Quote the records in full and leave their pictures out.

(Stored data entries)
#####

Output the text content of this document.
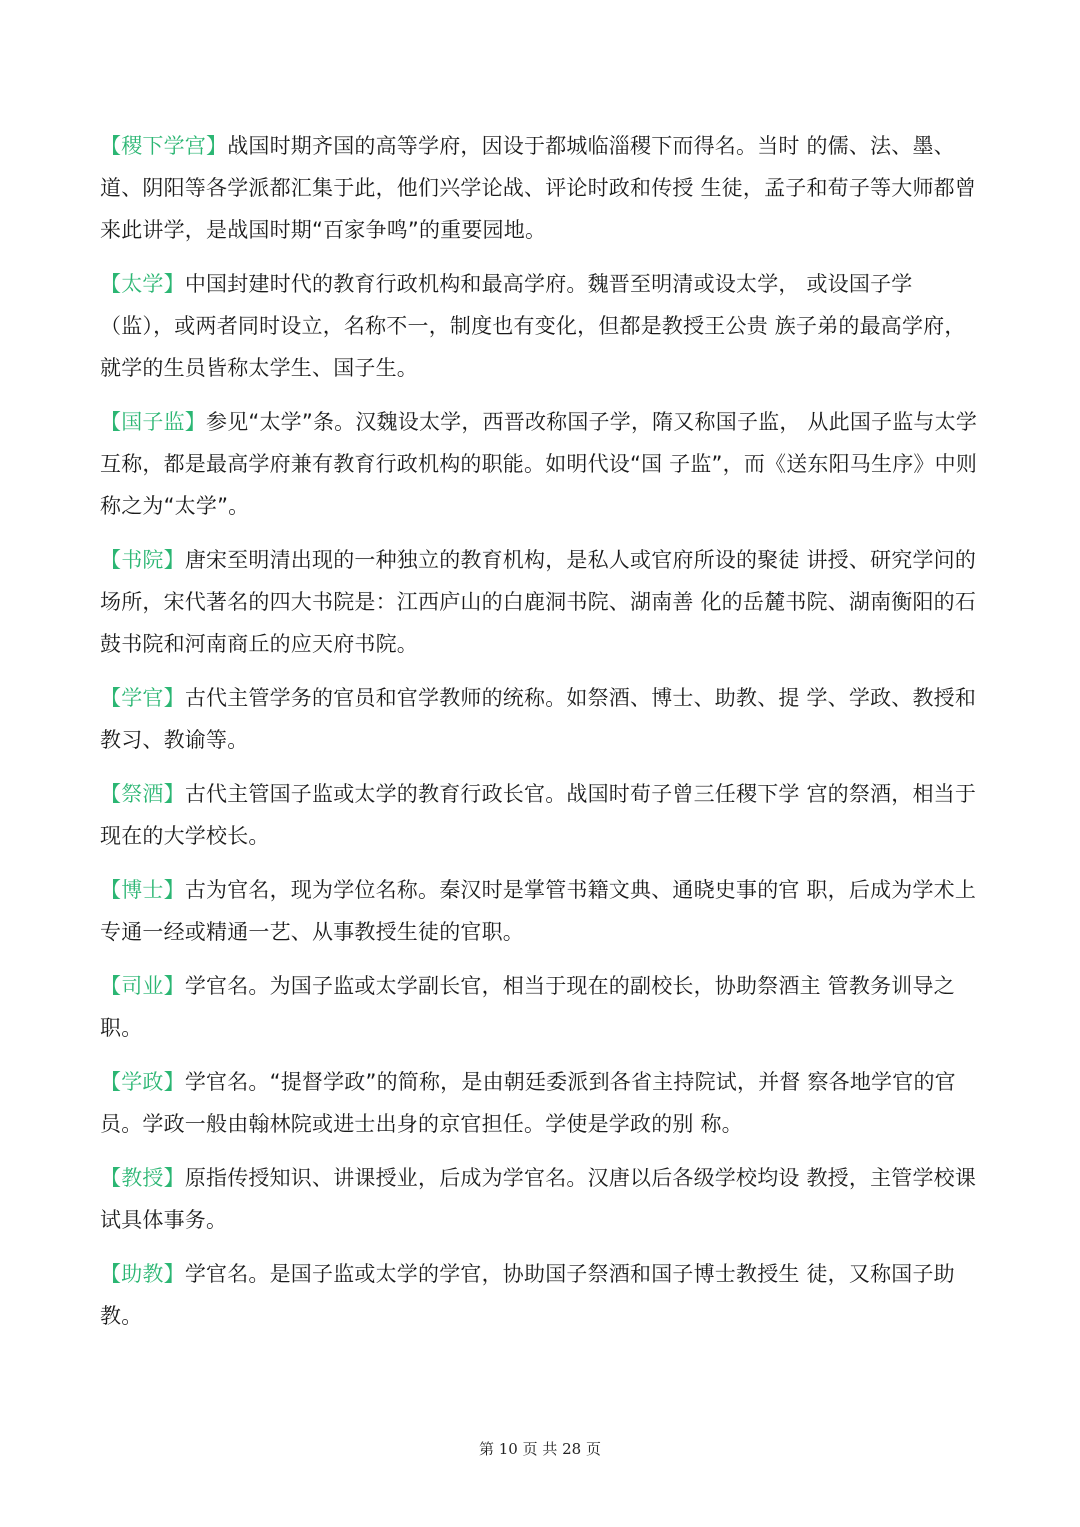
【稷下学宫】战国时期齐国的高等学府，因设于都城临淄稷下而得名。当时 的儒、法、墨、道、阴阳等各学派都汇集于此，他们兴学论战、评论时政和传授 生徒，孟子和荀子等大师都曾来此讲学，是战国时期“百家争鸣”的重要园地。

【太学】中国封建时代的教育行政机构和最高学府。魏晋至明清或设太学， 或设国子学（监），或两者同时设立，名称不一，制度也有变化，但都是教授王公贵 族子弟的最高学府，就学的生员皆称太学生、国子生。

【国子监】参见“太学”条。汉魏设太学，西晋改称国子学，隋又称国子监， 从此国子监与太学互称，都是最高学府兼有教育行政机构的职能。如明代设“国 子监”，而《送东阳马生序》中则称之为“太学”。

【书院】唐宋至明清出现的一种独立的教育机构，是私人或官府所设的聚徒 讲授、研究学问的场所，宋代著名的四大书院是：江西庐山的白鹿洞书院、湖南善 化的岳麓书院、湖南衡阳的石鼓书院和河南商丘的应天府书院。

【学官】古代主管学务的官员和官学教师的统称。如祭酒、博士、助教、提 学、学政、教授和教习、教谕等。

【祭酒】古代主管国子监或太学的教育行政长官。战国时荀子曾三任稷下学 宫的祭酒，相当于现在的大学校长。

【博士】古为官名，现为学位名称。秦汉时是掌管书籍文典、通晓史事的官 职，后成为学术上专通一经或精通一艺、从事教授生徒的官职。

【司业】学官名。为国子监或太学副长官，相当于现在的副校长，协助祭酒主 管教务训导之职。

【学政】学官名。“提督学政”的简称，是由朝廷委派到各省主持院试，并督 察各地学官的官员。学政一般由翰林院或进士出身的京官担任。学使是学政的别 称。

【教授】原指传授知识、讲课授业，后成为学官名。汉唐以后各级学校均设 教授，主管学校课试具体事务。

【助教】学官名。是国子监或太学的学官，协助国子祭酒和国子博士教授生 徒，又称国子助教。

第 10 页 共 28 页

#####

* [WRITTEN SOLUTION]:
Output the text content of this document.
【稷下学宫】战国时期齐国的高等学府，因设于都城临淄稷下而得名。当时 的儒、法、墨、道、阴阳等各学派都汇集于此，他们兴学论战、评论时政和传授 生徒，孟子和荀子等大师都曾来此讲学，是战国时期“百家争鸣”的重要园地。

【太学】中国封建时代的教育行政机构和最高学府。魏晋至明清或设太学， 或设国子学（监），或两者同时设立，名称不一，制度也有变化，但都是教授王公贵 族子弟的最高学府，就学的生员皆称太学生、国子生。

【国子监】参见“太学”条。汉魏设太学，西晋改称国子学，隋又称国子监， 从此国子监与太学互称，都是最高学府兼有教育行政机构的职能。如明代设“国 子监”，而《送东阳马生序》中则称之为“太学”。

【书院】唐宋至明清出现的一种独立的教育机构，是私人或官府所设的聚徒 讲授、研究学问的场所，宋代著名的四大书院是：江西庐山的白鹿洞书院、湖南善 化的岳麓书院、湖南衡阳的石鼓书院和河南商丘的应天府书院。

【学官】古代主管学务的官员和官学教师的统称。如祭酒、博士、助教、提 学、学政、教授和教习、教谕等。

【祭酒】古代主管国子监或太学的教育行政长官。战国时荀子曾三任稷下学 宫的祭酒，相当于现在的大学校长。

【博士】古为官名，现为学位名称。秦汉时是掌管书籍文典、通晓史事的官 职，后成为学术上专通一经或精通一艺、从事教授生徒的官职。

【司业】学官名。为国子监或太学副长官，相当于现在的副校长，协助祭酒主 管教务训导之职。

【学政】学官名。“提督学政”的简称，是由朝廷委派到各省主持院试，并督 察各地学官的官员。学政一般由翰林院或进士出身的京官担任。学使是学政的别 称。

【教授】原指传授知识、讲课授业，后成为学官名。汉唐以后各级学校均设 教授，主管学校课试具体事务。

【助教】学官名。是国子监或太学的学官，协助国子祭酒和国子博士教授生 徒，又称国子助教。

第 10 页 共 28 页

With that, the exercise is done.